> _TASK BRIEF_: Keep the pictures out of the copy and repeat the records exactly.

----- DATASET ROWS

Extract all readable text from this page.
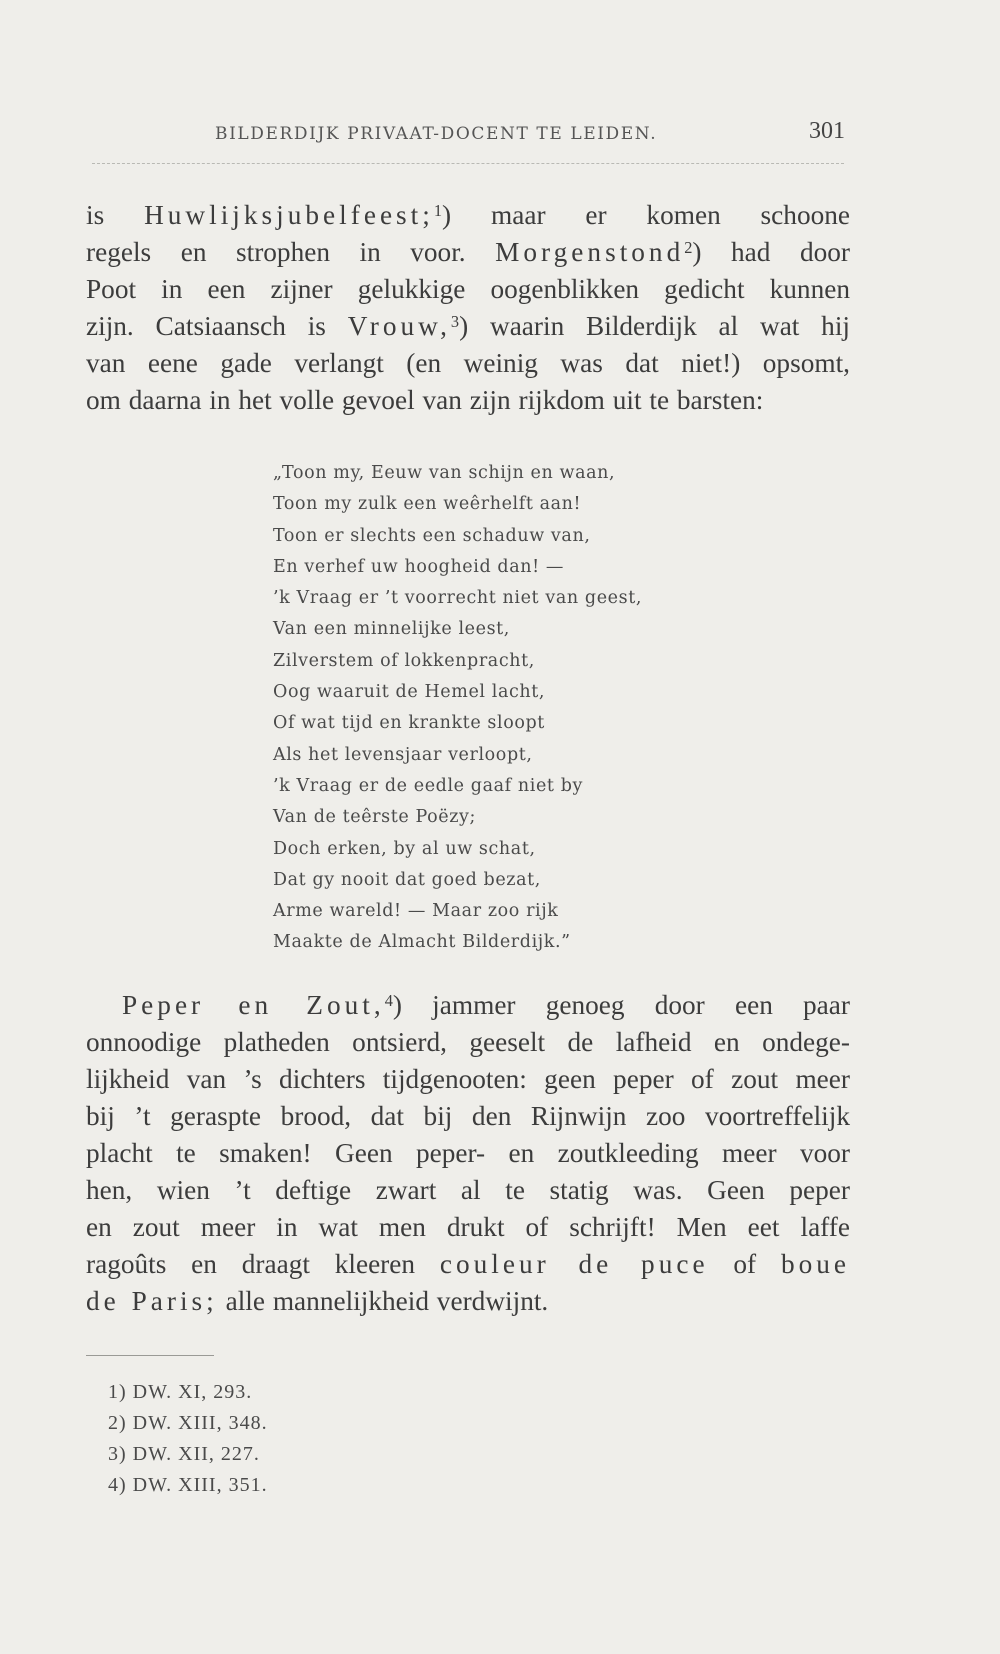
BILDERDIJK PRIVAAT-DOCENT TE LEIDEN.	301
is Huwlijksjubelfeest;$^1$) maar er komen schoone
regels en strophen in voor. Morgenstond$^2$) had door
Poot in een zijner gelukkige oogenblikken gedicht kunnen
zijn. Catsiaansch is Vrouw,$^3$) waarin Bilderdijk al wat hij
van eene gade verlangt (en weinig was dat niet!) opsomt,
om daarna in het volle gevoel van zijn rijkdom uit te barsten:
„Toon my, Eeuw van schijn en waan,
Toon my zulk een weêrhelft aan!
Toon er slechts een schaduw van,
En verhef uw hoogheid dan! —
’k Vraag er ’t voorrecht niet van geest,
Van een minnelijke leest,
Zilverstem of lokkenpracht,
Oog waaruit de Hemel lacht,
Of wat tijd en krankte sloopt
Als het levensjaar verloopt,
’k Vraag er de eedle gaaf niet by
Van de teêrste Poëzy;
Doch erken, by al uw schat,
Dat gy nooit dat goed bezat,
Arme wareld! — Maar zoo rijk
Maakte de Almacht Bilderdijk.”
Peper en Zout,$^4$) jammer genoeg door een paar
onnoodige platheden ontsierd, geeselt de lafheid en ondege-
lijkheid van ’s dichters tijdgenooten: geen peper of zout meer
bij ’t geraspte brood, dat bij den Rijnwijn zoo voortreffelijk
placht te smaken! Geen peper- en zoutkleeding meer voor
hen, wien ’t deftige zwart al te statig was. Geen peper
en zout meer in wat men drukt of schrijft! Men eet laffe
ragoûts en draagt kleeren couleur de puce of boue
de Paris; alle mannelijkheid verdwijnt.
1) DW. XI, 293.
2) DW. XIII, 348.
3) DW. XII, 227.
4) DW. XIII, 351.
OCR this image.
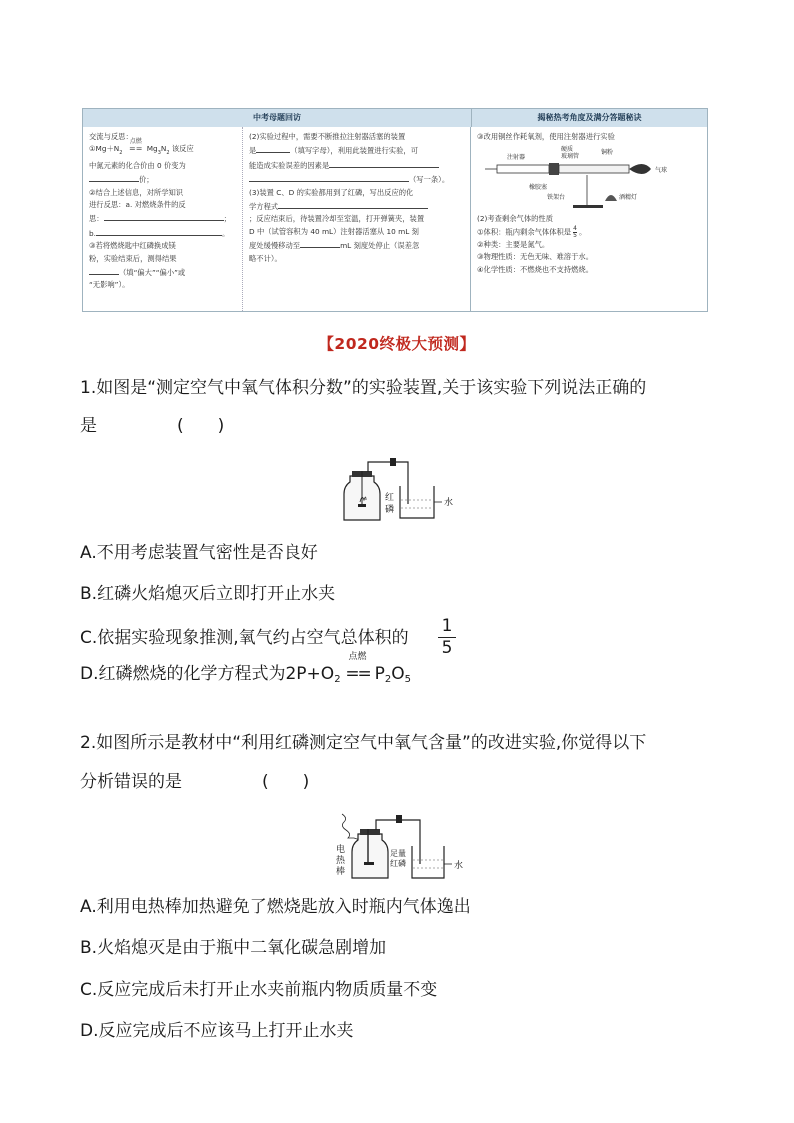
中考母题回访	揭秘热考角度及满分答题秘诀
交流与反思：
$①Mg+N_2$
点燃
== $Mg_3N_2$ 该反应
中氮元素的化合价由 0 价变为
价；
②结合上述信息，对所学知识
进行反思：a. 对燃烧条件的反
思：	；
b.	。
③若将燃烧匙中红磷换成镁
粉，实验结束后，测得结果
（填“偏大”“偏小”或
“无影响”）。
(2)实验过程中，需要不断推拉注射器活塞的装置
是	（填写字母），利用此装置进行实验，可
能造成实验误差的因素是
（写一条）。
(3)装置 C、D 的实验都用到了红磷，写出反应的化
学方程式
；反应结束后，待装置冷却至室温，打开弹簧夹，装置
D 中（试管容积为 40 mL）注射器活塞从 10 mL 刻
度处缓慢移动至	mL 刻度处停止（误差忽
略不计）。
③改用铜丝作耗氧剂，使用注射器进行实验
注射器
硬质
玻璃管
铜粉
气球
橡胶塞
铁架台	酒精灯
(2)考查剩余气体的性质
①体积：瓶内剩余气体体积是 $\frac{4}{5}$ 。
②种类：主要是氮气。
③物理性质：无色无味、难溶于水。
④化学性质：不燃烧也不支持燃烧。
【2020终极大预测】
1.如图是“测定空气中氧气体积分数”的实验装置,关于该实验下列说法正确的
是	(　　)
红
磷
水
A.不用考虑装置气密性是否良好
B.红磷火焰熄灭后立即打开止水夹
C.依据实验现象推测,氧气约占空气总体积的 $\frac{1}{5}$
D.红磷燃烧的化学方程式为$2P+O_2$
点燃
== $P_2O_5$
2.如图所示是教材中“利用红磷测定空气中氧气含量”的改进实验,你觉得以下
分析错误的是	(　　)
电
热
棒
足量
红磷	水
A.利用电热棒加热避免了燃烧匙放入时瓶内气体逸出
B.火焰熄灭是由于瓶中二氧化碳急剧增加
C.反应完成后未打开止水夹前瓶内物质质量不变
D.反应完成后不应该马上打开止水夹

----------

> _THE OUTPUT_:
Extract all readable text from this page.
BILDERDIJK PRIVAAT-DOCENT TE LEIDEN.	301
is Huwlijksjubelfeest;$^1$) maar er komen schoone
regels en strophen in voor. Morgenstond$^2$) had door
Poot in een zijner gelukkige oogenblikken gedicht kunnen
zijn. Catsiaansch is Vrouw,$^3$) waarin Bilderdijk al wat hij
van eene gade verlangt (en weinig was dat niet!) opsomt,
om daarna in het volle gevoel van zijn rijkdom uit te barsten:
„Toon my, Eeuw van schijn en waan,
Toon my zulk een weêrhelft aan!
Toon er slechts een schaduw van,
En verhef uw hoogheid dan! —
’k Vraag er ’t voorrecht niet van geest,
Van een minnelijke leest,
Zilverstem of lokkenpracht,
Oog waaruit de Hemel lacht,
Of wat tijd en krankte sloopt
Als het levensjaar verloopt,
’k Vraag er de eedle gaaf niet by
Van de teêrste Poëzy;
Doch erken, by al uw schat,
Dat gy nooit dat goed bezat,
Arme wareld! — Maar zoo rijk
Maakte de Almacht Bilderdijk.”
Peper en Zout,$^4$) jammer genoeg door een paar
onnoodige platheden ontsierd, geeselt de lafheid en ondege-
lijkheid van ’s dichters tijdgenooten: geen peper of zout meer
bij ’t geraspte brood, dat bij den Rijnwijn zoo voortreffelijk
placht te smaken! Geen peper- en zoutkleeding meer voor
hen, wien ’t deftige zwart al te statig was. Geen peper
en zout meer in wat men drukt of schrijft! Men eet laffe
ragoûts en draagt kleeren couleur de puce of boue
de Paris; alle mannelijkheid verdwijnt.
1) DW. XI, 293.
2) DW. XIII, 348.
3) DW. XII, 227.
4) DW. XIII, 351.
OCR this image.
中考母题回访	揭秘热考角度及满分答题秘诀
交流与反思：
$①Mg+N_2$
点燃
== $Mg_3N_2$ 该反应
中氮元素的化合价由 0 价变为
价；
②结合上述信息，对所学知识
进行反思：a. 对燃烧条件的反
思：	；
b.	。
③若将燃烧匙中红磷换成镁
粉，实验结束后，测得结果
（填“偏大”“偏小”或
“无影响”）。
(2)实验过程中，需要不断推拉注射器活塞的装置
是	（填写字母），利用此装置进行实验，可
能造成实验误差的因素是
（写一条）。
(3)装置 C、D 的实验都用到了红磷，写出反应的化
学方程式
；反应结束后，待装置冷却至室温，打开弹簧夹，装置
D 中（试管容积为 40 mL）注射器活塞从 10 mL 刻
度处缓慢移动至	mL 刻度处停止（误差忽
略不计）。
③改用铜丝作耗氧剂，使用注射器进行实验
注射器
硬质
玻璃管
铜粉
气球
橡胶塞
铁架台	酒精灯
(2)考查剩余气体的性质
①体积：瓶内剩余气体体积是 $\frac{4}{5}$ 。
②种类：主要是氮气。
③物理性质：无色无味、难溶于水。
④化学性质：不燃烧也不支持燃烧。
【2020终极大预测】
1.如图是“测定空气中氧气体积分数”的实验装置,关于该实验下列说法正确的
是	(　　)
红
磷
水
A.不用考虑装置气密性是否良好
B.红磷火焰熄灭后立即打开止水夹
C.依据实验现象推测,氧气约占空气总体积的 $\frac{1}{5}$
D.红磷燃烧的化学方程式为$2P+O_2$
点燃
== $P_2O_5$
2.如图所示是教材中“利用红磷测定空气中氧气含量”的改进实验,你觉得以下
分析错误的是	(　　)
电
热
棒
足量
红磷	水
A.利用电热棒加热避免了燃烧匙放入时瓶内气体逸出
B.火焰熄灭是由于瓶中二氧化碳急剧增加
C.反应完成后未打开止水夹前瓶内物质质量不变
D.反应完成后不应该马上打开止水夹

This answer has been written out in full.